*What to do*: Copy each line that holds "this".

*Data*:
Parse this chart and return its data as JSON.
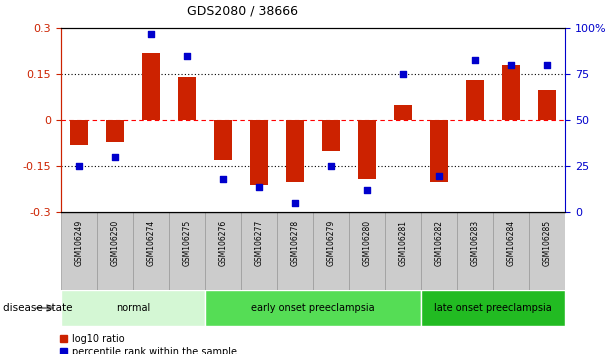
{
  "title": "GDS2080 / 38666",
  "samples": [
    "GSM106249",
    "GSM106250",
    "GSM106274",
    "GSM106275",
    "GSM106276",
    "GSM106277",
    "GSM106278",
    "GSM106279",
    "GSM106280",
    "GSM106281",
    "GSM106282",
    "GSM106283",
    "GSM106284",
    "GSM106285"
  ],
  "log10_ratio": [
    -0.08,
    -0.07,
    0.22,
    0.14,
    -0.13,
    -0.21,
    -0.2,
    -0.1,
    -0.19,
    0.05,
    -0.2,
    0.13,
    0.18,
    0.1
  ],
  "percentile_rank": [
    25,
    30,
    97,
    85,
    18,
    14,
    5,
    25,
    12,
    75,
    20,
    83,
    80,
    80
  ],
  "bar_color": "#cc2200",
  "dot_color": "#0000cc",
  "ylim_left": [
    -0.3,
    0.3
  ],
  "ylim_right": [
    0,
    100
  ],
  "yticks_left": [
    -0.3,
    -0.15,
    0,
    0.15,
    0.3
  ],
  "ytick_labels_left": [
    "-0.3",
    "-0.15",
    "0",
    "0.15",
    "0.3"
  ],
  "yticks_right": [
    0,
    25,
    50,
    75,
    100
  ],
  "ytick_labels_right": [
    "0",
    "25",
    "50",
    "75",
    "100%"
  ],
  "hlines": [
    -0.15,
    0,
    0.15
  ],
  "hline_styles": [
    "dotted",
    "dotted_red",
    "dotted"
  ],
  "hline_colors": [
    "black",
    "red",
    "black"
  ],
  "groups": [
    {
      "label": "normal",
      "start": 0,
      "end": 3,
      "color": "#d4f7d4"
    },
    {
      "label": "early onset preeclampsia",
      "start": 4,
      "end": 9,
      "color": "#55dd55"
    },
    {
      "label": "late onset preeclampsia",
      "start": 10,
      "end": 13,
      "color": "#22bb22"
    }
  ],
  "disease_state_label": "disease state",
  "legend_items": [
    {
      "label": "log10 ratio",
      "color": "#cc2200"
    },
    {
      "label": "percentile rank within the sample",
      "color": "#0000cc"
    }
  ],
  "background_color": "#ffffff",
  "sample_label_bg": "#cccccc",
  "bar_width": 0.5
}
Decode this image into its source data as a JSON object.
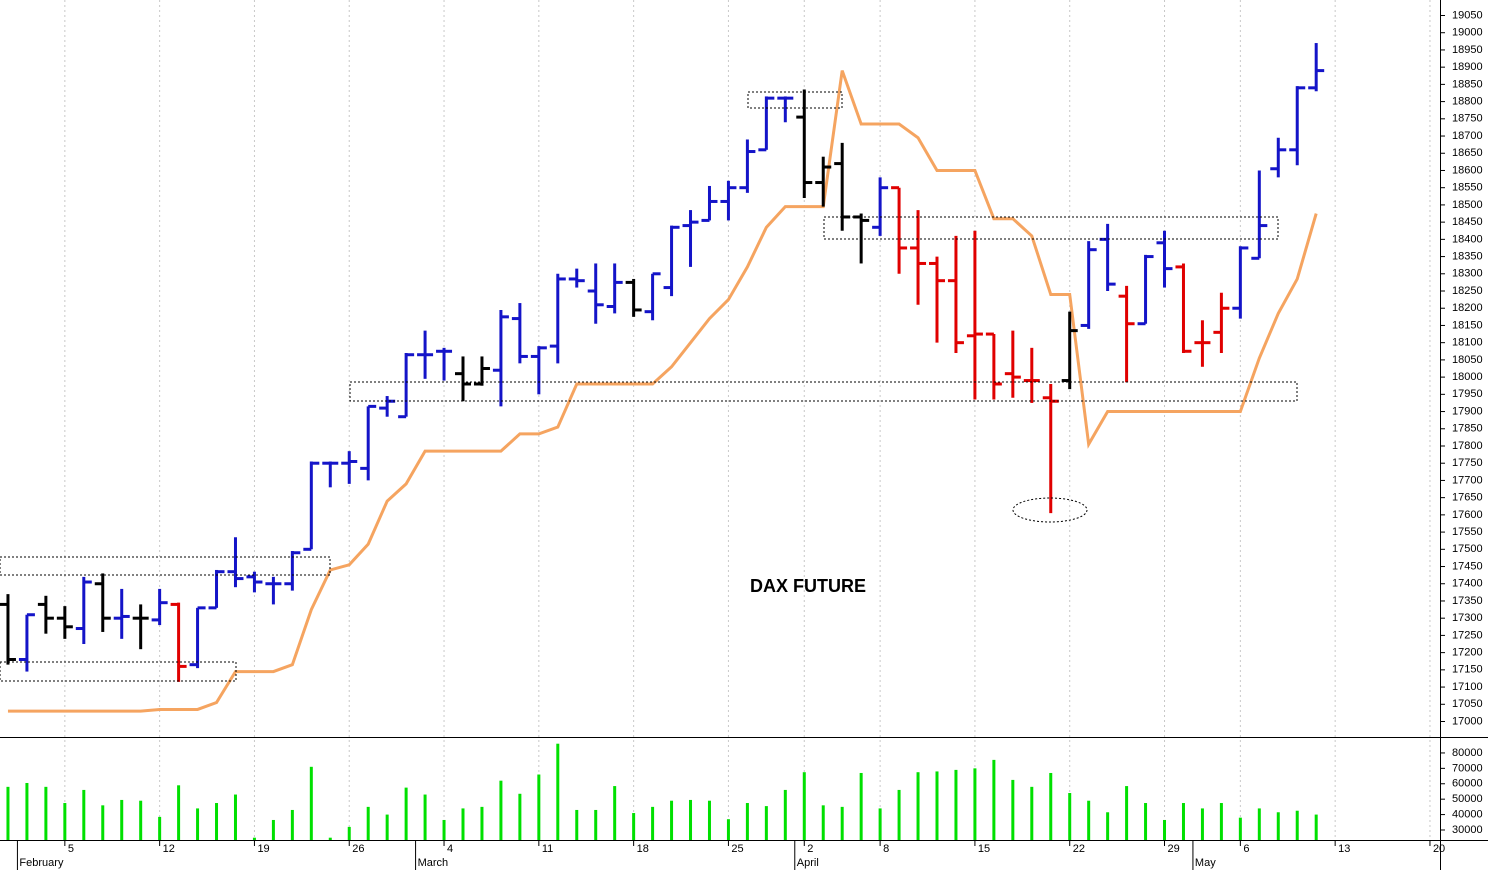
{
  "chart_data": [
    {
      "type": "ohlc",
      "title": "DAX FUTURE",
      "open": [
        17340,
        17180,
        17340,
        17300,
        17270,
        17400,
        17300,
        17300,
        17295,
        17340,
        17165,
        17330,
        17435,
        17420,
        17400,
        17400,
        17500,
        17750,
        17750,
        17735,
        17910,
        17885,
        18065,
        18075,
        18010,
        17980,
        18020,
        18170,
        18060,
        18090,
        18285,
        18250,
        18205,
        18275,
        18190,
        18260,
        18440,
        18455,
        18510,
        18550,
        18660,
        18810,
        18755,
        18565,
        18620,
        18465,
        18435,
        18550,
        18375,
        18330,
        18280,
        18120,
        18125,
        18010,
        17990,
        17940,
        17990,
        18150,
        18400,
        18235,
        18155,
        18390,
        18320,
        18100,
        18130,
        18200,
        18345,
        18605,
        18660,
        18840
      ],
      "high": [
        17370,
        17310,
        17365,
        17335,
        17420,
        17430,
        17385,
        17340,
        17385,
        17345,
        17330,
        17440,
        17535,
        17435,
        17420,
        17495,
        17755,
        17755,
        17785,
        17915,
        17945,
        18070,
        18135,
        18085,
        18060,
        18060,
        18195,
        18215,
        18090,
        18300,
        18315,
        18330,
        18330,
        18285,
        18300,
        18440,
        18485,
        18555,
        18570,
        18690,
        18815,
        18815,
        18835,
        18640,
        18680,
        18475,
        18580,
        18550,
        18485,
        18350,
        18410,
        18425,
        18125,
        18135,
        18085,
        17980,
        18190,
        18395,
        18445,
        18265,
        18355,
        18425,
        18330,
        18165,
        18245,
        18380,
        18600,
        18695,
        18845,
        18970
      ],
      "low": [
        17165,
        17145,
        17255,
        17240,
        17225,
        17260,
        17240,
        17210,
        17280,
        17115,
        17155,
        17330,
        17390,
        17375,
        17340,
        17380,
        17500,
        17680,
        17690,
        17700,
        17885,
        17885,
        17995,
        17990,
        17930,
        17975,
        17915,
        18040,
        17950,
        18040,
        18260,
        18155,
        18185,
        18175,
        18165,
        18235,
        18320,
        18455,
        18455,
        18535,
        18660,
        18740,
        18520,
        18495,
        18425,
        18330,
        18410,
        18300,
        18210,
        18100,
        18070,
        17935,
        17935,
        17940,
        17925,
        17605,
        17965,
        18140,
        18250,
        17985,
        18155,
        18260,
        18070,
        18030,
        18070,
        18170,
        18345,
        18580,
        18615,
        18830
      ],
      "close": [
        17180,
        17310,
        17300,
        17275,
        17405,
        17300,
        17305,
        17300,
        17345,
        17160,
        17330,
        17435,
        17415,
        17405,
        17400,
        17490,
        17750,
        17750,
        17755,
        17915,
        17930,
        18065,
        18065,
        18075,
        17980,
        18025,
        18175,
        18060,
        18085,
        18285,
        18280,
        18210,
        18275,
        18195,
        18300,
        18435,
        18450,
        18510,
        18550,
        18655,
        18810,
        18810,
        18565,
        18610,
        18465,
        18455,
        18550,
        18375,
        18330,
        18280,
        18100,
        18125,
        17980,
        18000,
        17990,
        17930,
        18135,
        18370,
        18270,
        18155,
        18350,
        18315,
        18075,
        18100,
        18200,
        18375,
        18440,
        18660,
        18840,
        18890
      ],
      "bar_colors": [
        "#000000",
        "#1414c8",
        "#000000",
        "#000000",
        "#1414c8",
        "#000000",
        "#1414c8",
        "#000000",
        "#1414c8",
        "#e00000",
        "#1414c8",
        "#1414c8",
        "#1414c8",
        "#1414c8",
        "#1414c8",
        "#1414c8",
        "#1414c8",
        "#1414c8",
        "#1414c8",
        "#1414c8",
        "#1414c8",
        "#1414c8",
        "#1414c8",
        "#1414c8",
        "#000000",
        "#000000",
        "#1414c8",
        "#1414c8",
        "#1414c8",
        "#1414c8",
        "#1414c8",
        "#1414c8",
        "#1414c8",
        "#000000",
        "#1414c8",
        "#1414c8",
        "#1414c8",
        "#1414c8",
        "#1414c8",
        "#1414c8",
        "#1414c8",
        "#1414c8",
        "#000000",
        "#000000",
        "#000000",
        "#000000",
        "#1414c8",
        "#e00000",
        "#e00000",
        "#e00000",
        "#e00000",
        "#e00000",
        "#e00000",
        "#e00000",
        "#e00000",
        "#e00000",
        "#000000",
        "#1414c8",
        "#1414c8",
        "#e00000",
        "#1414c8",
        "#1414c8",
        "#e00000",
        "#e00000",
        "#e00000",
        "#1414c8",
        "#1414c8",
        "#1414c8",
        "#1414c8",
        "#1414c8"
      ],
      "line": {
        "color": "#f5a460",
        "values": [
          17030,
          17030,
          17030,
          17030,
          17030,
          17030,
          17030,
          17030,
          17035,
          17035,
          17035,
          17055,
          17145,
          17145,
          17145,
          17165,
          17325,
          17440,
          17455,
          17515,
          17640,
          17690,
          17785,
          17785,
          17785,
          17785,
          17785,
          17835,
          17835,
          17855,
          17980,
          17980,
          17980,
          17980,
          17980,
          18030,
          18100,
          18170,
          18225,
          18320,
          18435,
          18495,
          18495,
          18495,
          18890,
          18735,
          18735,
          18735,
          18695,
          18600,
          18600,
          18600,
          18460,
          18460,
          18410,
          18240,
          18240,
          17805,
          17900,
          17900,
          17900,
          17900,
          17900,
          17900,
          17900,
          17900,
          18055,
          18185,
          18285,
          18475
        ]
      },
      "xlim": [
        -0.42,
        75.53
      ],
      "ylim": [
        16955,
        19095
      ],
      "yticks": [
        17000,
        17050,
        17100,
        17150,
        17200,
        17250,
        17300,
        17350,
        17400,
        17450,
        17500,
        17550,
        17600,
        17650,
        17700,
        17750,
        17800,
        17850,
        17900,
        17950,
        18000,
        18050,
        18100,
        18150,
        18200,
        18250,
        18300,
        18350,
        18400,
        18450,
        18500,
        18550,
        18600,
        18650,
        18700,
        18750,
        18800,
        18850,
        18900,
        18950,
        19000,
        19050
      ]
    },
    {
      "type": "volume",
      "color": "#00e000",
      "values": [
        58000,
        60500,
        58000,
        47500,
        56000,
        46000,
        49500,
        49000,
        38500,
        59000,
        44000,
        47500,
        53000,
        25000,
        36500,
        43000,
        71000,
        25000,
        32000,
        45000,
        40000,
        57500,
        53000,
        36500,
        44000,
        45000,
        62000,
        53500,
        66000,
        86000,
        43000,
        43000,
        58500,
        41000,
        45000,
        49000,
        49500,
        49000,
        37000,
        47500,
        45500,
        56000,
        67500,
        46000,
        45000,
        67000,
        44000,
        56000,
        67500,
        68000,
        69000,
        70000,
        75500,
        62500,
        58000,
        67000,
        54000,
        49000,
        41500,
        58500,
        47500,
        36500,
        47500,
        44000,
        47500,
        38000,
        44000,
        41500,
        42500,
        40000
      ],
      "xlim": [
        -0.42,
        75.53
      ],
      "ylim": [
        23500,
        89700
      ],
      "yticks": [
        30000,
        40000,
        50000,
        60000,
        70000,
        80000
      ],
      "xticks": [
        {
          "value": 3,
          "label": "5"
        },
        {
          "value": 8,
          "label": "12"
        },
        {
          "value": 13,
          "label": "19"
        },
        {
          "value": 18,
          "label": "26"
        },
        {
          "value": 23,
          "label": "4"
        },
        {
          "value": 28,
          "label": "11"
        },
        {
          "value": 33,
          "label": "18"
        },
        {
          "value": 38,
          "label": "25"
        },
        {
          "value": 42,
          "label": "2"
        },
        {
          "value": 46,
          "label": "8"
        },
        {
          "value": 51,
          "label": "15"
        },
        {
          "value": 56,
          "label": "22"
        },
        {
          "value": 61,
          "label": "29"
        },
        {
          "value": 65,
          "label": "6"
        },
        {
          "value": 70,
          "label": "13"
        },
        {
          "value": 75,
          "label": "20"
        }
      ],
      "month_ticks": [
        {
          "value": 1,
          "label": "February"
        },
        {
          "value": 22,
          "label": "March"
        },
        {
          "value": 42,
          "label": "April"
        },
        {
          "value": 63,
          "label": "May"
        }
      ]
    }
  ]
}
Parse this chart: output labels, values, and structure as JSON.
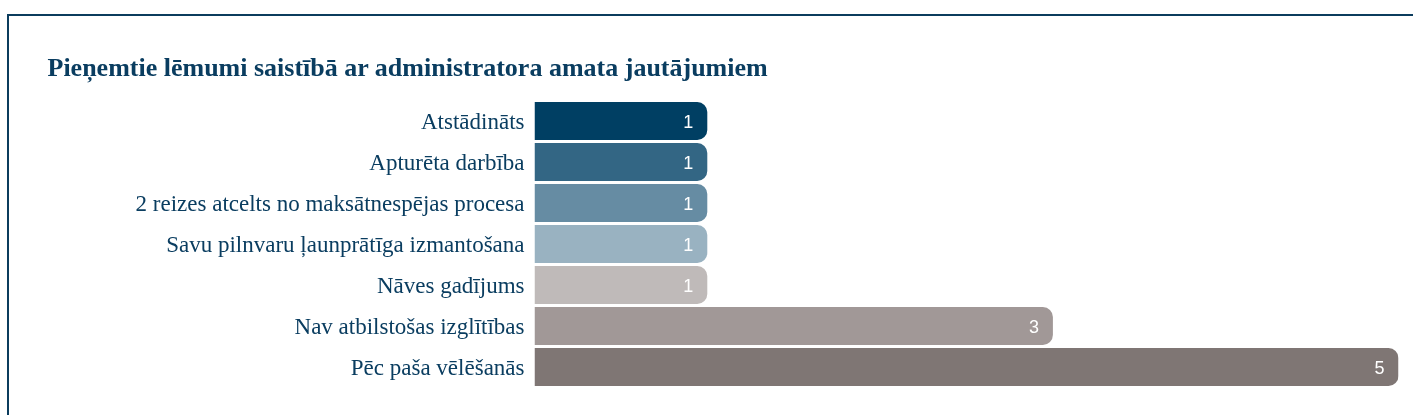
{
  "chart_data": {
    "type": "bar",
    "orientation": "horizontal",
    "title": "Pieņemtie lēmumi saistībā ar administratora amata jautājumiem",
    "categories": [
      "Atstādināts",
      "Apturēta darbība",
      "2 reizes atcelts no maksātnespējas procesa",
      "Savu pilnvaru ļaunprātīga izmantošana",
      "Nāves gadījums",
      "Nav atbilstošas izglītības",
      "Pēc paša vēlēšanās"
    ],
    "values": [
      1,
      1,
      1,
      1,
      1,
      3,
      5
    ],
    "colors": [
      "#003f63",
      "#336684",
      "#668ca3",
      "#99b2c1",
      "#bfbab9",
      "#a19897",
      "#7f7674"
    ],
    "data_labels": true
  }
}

*Full answer*:
Parse this chart and return its data as JSON.
Decode this image into its source data as a JSON object.
Parse this chart: output labels, values, and structure as JSON.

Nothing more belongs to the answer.